Rewrite the lines below as a numbered list, omitting any blank lines and leaving out the pictures.

-- Begin MATERIAL PROVIDED --

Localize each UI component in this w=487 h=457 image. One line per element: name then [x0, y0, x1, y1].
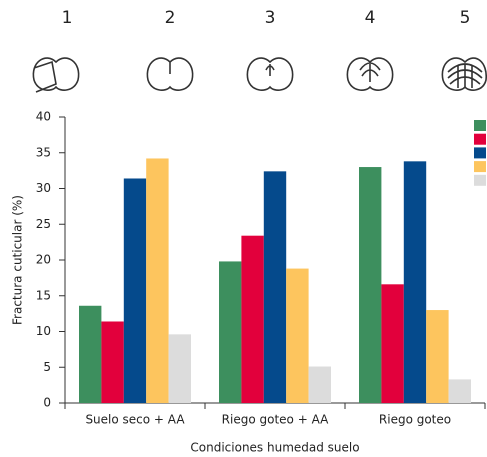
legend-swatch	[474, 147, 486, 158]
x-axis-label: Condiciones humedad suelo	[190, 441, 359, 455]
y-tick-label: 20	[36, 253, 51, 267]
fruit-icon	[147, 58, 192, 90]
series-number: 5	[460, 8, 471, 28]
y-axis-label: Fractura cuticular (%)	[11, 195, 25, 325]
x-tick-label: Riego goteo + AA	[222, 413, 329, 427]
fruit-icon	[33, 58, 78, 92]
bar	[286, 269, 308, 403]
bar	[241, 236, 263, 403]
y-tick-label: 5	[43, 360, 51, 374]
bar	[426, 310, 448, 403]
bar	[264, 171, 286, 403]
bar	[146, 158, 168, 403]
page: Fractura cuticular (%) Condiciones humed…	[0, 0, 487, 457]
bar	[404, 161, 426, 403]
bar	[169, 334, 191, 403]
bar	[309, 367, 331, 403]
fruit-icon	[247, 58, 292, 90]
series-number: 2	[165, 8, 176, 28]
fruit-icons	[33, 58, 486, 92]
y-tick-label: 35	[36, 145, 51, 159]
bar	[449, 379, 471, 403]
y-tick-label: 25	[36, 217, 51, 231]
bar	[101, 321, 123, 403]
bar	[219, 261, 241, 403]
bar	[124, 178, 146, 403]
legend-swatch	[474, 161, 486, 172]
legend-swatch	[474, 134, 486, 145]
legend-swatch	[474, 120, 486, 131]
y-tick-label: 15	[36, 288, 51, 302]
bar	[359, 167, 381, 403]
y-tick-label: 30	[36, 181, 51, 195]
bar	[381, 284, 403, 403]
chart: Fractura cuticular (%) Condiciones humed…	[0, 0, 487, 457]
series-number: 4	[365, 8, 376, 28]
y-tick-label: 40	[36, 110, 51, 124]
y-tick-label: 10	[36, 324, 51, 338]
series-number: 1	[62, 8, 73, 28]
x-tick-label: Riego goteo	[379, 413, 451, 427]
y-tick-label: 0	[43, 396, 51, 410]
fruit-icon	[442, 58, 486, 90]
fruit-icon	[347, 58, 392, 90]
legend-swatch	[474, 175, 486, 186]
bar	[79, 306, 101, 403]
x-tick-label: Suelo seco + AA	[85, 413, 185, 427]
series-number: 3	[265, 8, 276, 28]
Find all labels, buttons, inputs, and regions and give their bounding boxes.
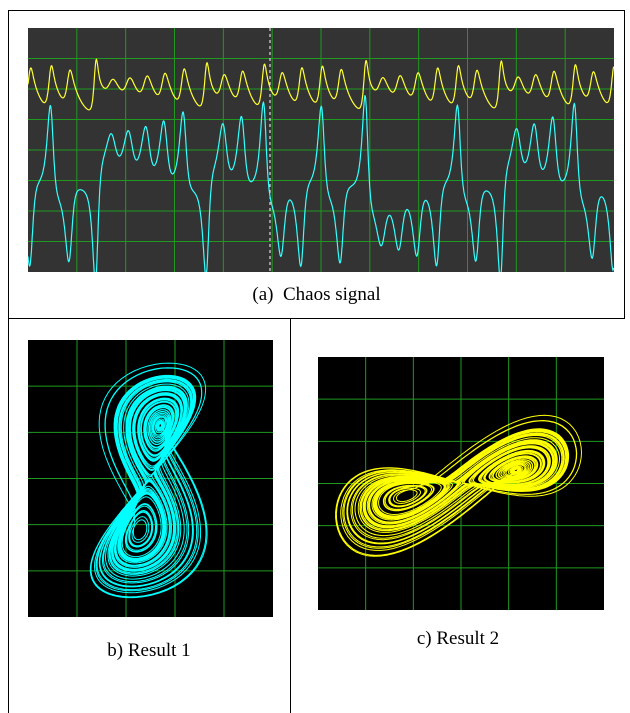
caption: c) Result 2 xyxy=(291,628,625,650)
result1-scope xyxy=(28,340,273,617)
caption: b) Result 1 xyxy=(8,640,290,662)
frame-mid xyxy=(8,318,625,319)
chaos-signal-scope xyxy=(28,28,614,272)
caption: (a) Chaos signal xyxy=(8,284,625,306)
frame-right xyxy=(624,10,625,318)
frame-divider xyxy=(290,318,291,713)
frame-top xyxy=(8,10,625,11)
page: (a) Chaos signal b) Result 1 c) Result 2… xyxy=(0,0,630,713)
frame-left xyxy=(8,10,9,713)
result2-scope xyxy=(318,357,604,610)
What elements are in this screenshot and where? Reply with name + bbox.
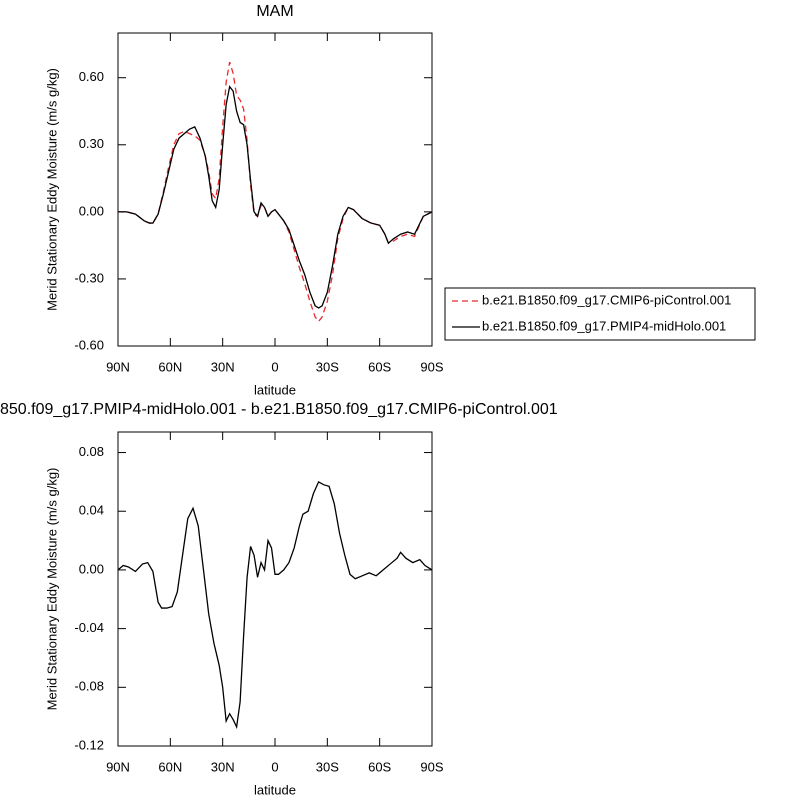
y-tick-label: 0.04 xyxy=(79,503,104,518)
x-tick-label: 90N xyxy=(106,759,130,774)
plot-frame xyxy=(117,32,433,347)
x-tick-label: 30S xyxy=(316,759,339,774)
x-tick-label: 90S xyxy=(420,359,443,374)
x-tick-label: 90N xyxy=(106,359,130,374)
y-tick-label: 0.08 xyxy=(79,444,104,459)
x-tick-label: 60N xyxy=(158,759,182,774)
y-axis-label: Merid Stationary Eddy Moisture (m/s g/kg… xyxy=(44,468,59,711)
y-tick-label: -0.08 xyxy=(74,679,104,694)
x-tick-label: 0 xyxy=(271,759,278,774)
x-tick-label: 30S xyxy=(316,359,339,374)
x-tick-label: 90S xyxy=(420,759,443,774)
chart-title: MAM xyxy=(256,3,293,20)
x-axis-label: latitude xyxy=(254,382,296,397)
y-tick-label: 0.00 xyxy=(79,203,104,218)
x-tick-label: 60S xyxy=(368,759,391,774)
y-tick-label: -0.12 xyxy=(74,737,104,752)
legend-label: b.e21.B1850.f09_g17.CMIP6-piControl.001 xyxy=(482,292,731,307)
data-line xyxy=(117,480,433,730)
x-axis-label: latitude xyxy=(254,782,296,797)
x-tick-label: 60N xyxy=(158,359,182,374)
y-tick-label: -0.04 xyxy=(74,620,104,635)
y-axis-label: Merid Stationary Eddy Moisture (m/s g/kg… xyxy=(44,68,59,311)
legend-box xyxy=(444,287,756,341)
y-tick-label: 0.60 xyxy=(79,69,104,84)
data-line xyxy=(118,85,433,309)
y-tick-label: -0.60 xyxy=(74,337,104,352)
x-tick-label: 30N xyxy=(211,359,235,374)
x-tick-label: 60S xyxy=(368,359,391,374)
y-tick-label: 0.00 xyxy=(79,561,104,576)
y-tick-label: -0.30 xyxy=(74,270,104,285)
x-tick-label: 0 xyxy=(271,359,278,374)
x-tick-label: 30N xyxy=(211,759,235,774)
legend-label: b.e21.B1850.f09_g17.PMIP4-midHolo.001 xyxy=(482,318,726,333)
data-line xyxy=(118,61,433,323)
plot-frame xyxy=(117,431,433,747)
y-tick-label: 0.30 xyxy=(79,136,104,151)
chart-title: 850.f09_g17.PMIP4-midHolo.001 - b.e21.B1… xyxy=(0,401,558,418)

-- End MATERIAL PROVIDED --

■ REPLY:
1. Localize each UI component in this w=487 h=457 image. One line per element: name then [x0, y0, x1, y1].
2. legend-swatch	[474, 147, 486, 158]
3. x-axis-label: Condiciones humedad suelo	[190, 441, 359, 455]
4. y-tick-label: 20	[36, 253, 51, 267]
5. fruit-icon	[147, 58, 192, 90]
6. series-number: 5	[460, 8, 471, 28]
7. y-axis-label: Fractura cuticular (%)	[11, 195, 25, 325]
8. x-tick-label: Riego goteo + AA	[222, 413, 329, 427]
9. fruit-icon	[33, 58, 78, 92]
10. bar	[286, 269, 308, 403]
11. bar	[241, 236, 263, 403]
12. y-tick-label: 5	[43, 360, 51, 374]
13. bar	[426, 310, 448, 403]
14. bar	[264, 171, 286, 403]
15. bar	[146, 158, 168, 403]
16. page: Fractura cuticular (%) Condiciones humed…	[0, 0, 487, 457]
17. bar	[404, 161, 426, 403]
18. bar	[169, 334, 191, 403]
19. bar	[309, 367, 331, 403]
20. fruit-icon	[247, 58, 292, 90]
21. series-number: 2	[165, 8, 176, 28]
22. fruit-icons	[33, 58, 486, 92]
23. y-tick-label: 35	[36, 145, 51, 159]
24. bar	[449, 379, 471, 403]
25. y-tick-label: 25	[36, 217, 51, 231]
26. bar	[101, 321, 123, 403]
27. bar	[219, 261, 241, 403]
28. bar	[124, 178, 146, 403]
29. legend-swatch	[474, 161, 486, 172]
30. legend-swatch	[474, 134, 486, 145]
31. legend-swatch	[474, 120, 486, 131]
32. y-tick-label: 15	[36, 288, 51, 302]
33. bar	[359, 167, 381, 403]
34. y-tick-label: 30	[36, 181, 51, 195]
35. bar	[381, 284, 403, 403]
36. chart: Fractura cuticular (%) Condiciones humed…	[0, 0, 487, 457]
37. series-number: 4	[365, 8, 376, 28]
38. y-tick-label: 40	[36, 110, 51, 124]
39. y-tick-label: 10	[36, 324, 51, 338]
40. series-number: 1	[62, 8, 73, 28]
41. x-tick-label: Riego goteo	[379, 413, 451, 427]
42. y-tick-label: 0	[43, 396, 51, 410]
43. fruit-icon	[442, 58, 486, 90]
44. fruit-icon	[347, 58, 392, 90]
45. legend-swatch	[474, 175, 486, 186]
46. bar	[79, 306, 101, 403]
47. x-tick-label: Suelo seco + AA	[85, 413, 185, 427]
48. series-number: 3	[265, 8, 276, 28]
49. Find all labels, buttons, inputs, and regions and give their bounding boxes.
50. caption: c) Result 2 xyxy=(291,628,625,650)
51. result1-scope xyxy=(28,340,273,617)
52. caption: b) Result 1 xyxy=(8,640,290,662)
53. frame-mid xyxy=(8,318,625,319)
54. chaos-signal-scope xyxy=(28,28,614,272)
55. caption: (a) Chaos signal xyxy=(8,284,625,306)
56. frame-right xyxy=(624,10,625,318)
57. frame-divider xyxy=(290,318,291,713)
58. frame-top xyxy=(8,10,625,11)
59. page: (a) Chaos signal b) Result 1 c) Result 2… xyxy=(0,0,630,713)
60. frame-left xyxy=(8,10,9,713)
61. result2-scope xyxy=(318,357,604,610)
62. What elements are in this screenshot and where? Reply with name + bbox.
63. y-tick-label: 0.04 xyxy=(79,503,104,518)
64. x-tick-label: 90N xyxy=(106,759,130,774)
65. plot-frame xyxy=(117,32,433,347)
66. x-tick-label: 30S xyxy=(316,759,339,774)
67. x-tick-label: 90S xyxy=(420,359,443,374)
68. x-tick-label: 90N xyxy=(106,359,130,374)
69. y-tick-label: 0.08 xyxy=(79,444,104,459)
70. x-tick-label: 60N xyxy=(158,759,182,774)
71. y-axis-label: Merid Stationary Eddy Moisture (m/s g/kg… xyxy=(44,468,59,711)
72. y-tick-label: -0.08 xyxy=(74,679,104,694)
73. x-tick-label: 0 xyxy=(271,759,278,774)
74. x-tick-label: 30S xyxy=(316,359,339,374)
75. x-tick-label: 90S xyxy=(420,759,443,774)
76. chart-title: MAM xyxy=(256,3,293,20)
77. x-axis-label: latitude xyxy=(254,382,296,397)
78. y-tick-label: 0.00 xyxy=(79,203,104,218)
79. x-tick-label: 60S xyxy=(368,759,391,774)
80. y-tick-label: -0.12 xyxy=(74,737,104,752)
81. legend-label: b.e21.B1850.f09_g17.CMIP6-piControl.001 xyxy=(482,292,731,307)
82. data-line xyxy=(117,480,433,730)
83. x-axis-label: latitude xyxy=(254,782,296,797)
84. x-tick-label: 60N xyxy=(158,359,182,374)
85. y-tick-label: -0.04 xyxy=(74,620,104,635)
86. y-axis-label: Merid Stationary Eddy Moisture (m/s g/kg… xyxy=(44,68,59,311)
87. legend-box xyxy=(444,287,756,341)
88. y-tick-label: 0.60 xyxy=(79,69,104,84)
89. data-line xyxy=(118,85,433,309)
90. y-tick-label: -0.60 xyxy=(74,337,104,352)
91. x-tick-label: 30N xyxy=(211,359,235,374)
92. x-tick-label: 60S xyxy=(368,359,391,374)
93. y-tick-label: 0.00 xyxy=(79,561,104,576)
94. y-tick-label: -0.30 xyxy=(74,270,104,285)
95. x-tick-label: 0 xyxy=(271,359,278,374)
96. x-tick-label: 30N xyxy=(211,759,235,774)
97. legend-label: b.e21.B1850.f09_g17.PMIP4-midHolo.001 xyxy=(482,318,726,333)
98. data-line xyxy=(118,61,433,323)
99. plot-frame xyxy=(117,431,433,747)
100. y-tick-label: 0.30 xyxy=(79,136,104,151)
101. chart-title: 850.f09_g17.PMIP4-midHolo.001 - b.e21.B1… xyxy=(0,401,558,418)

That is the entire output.